#### [What is needed]
Restate the passage of the abstract below, beginning at the words "Objective: Our study" and stopping after "in silico methods.", and replace each "myeloperoxidase" with "MPO".
==== Text section ====
Title:Design, Synthesis, and in vitro Evaluation of Derivatives of Quinoxaline-2-
One as a Myeloperoxidase Modulator Using in silico Methods
Volume: 20
Issue: 8
Author(s): Dakshinesh Parameswaran, Saravanan Thangavelu, Jubie Selvaraj, Selvinthanuja Chellappa, Lalitha Vivekanandan, Ravichandran Veerasamy and Prabha Thangavelu*
Affiliation:
- Department of Pharmaceutical Chemistry, Nandha College of Pharmacy, Affiliated with The Tamil Nadu Dr. MGR
Medical University-Chennai, Erode, 638052, Tamil Nadu, India
Keywords:
Quinoxaline-2-one derivatives, myeloperoxidase, antioxidant, anti-inflammatory, in silico docking, ADMET study.
Abstract:
Background: In some pathological situations, the overproduction of oxidising agents
also results in oxidative damage to host cell proteins and DNA, which induces abnormal expression
of inflammatory cytokines and chemokines. A recently discovered biomarker of inflammation
is myeloperoxidase. Various inflammatory conditions cause the release of this enzyme into
the extracellular environment.
Objective: Our study aimed to design, synthesize, and
in vitro evaluate derivatives of quinoxaline-
2-one as a myeloperoxidase modulator using
in silico methods.
Methods: A series of quinoxaline-2-one derivatives was synthesized and characterized by
various analytical techniques. Further, to confirm and explore the molecular mechanism,
an in silico docking study against the myeloperoxidase enzyme was performed (PDB ID:
1DNU).
==== Stored data ====
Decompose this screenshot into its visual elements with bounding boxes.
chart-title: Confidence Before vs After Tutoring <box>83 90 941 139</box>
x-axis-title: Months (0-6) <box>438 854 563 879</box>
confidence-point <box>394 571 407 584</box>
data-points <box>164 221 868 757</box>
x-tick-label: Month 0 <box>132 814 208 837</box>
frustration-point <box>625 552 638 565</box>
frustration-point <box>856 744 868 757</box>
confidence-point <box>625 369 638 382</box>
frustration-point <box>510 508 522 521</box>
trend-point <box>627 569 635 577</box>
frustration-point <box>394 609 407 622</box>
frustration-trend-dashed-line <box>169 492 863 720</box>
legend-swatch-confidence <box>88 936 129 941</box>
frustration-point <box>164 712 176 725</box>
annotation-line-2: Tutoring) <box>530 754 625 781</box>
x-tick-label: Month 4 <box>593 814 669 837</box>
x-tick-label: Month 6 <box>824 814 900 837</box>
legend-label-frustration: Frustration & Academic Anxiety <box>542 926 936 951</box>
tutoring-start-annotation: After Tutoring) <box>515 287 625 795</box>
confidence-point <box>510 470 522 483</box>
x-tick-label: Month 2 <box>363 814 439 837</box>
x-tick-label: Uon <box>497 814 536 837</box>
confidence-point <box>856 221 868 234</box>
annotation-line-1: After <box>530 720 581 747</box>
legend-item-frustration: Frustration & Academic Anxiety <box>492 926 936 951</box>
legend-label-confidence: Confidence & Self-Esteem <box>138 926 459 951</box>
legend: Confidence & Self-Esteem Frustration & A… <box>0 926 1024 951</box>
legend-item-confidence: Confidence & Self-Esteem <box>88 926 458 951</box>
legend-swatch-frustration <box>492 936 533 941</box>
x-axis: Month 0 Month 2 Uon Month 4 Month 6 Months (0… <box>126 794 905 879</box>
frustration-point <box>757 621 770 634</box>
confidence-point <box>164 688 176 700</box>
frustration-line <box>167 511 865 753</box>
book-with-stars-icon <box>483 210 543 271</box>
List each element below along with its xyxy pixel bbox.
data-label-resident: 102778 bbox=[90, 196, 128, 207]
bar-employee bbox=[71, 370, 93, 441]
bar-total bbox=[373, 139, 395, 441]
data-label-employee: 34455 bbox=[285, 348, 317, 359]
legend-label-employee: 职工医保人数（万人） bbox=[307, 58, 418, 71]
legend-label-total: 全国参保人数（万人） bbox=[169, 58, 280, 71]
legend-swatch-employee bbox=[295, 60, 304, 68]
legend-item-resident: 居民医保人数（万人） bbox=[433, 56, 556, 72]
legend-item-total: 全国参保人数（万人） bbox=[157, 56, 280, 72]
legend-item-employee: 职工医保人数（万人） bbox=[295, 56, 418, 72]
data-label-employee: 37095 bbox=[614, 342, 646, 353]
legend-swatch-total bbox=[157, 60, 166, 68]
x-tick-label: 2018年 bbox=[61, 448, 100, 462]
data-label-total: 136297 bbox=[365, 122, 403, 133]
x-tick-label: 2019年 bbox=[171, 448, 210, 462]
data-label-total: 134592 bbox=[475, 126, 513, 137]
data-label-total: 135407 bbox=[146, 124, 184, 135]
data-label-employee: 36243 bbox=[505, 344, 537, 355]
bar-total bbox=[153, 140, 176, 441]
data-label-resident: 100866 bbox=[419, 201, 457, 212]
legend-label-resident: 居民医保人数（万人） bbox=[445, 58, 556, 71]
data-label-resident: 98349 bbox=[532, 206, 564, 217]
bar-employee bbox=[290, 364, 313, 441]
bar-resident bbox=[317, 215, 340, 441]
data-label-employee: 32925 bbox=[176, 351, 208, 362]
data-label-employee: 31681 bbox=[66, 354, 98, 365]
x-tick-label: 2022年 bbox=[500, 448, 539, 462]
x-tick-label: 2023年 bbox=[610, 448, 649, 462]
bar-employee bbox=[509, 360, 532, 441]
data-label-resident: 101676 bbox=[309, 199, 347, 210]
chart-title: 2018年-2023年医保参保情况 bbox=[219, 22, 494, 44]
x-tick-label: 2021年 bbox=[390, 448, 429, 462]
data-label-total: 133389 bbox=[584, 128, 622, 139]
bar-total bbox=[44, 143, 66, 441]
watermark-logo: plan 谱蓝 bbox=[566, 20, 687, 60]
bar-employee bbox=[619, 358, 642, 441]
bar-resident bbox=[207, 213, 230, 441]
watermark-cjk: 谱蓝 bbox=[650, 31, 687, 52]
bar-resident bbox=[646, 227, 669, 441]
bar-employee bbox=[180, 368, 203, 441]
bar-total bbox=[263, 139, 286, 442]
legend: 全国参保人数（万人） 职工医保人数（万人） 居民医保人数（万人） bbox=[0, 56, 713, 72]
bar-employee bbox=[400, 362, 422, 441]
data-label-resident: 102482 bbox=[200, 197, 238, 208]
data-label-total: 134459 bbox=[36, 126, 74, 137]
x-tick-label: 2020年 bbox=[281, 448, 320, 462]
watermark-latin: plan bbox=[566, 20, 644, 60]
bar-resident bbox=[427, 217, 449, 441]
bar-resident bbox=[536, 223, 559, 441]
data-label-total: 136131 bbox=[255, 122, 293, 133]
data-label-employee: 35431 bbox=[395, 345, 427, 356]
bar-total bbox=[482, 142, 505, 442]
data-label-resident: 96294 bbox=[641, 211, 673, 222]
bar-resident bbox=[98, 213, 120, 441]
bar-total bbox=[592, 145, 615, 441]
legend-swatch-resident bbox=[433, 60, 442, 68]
====
#### [Result below]
Objective: Our study aimed to design, synthesize, and
in vitro evaluate derivatives of quinoxaline-
2-one as a MPO modulator using
in silico methods.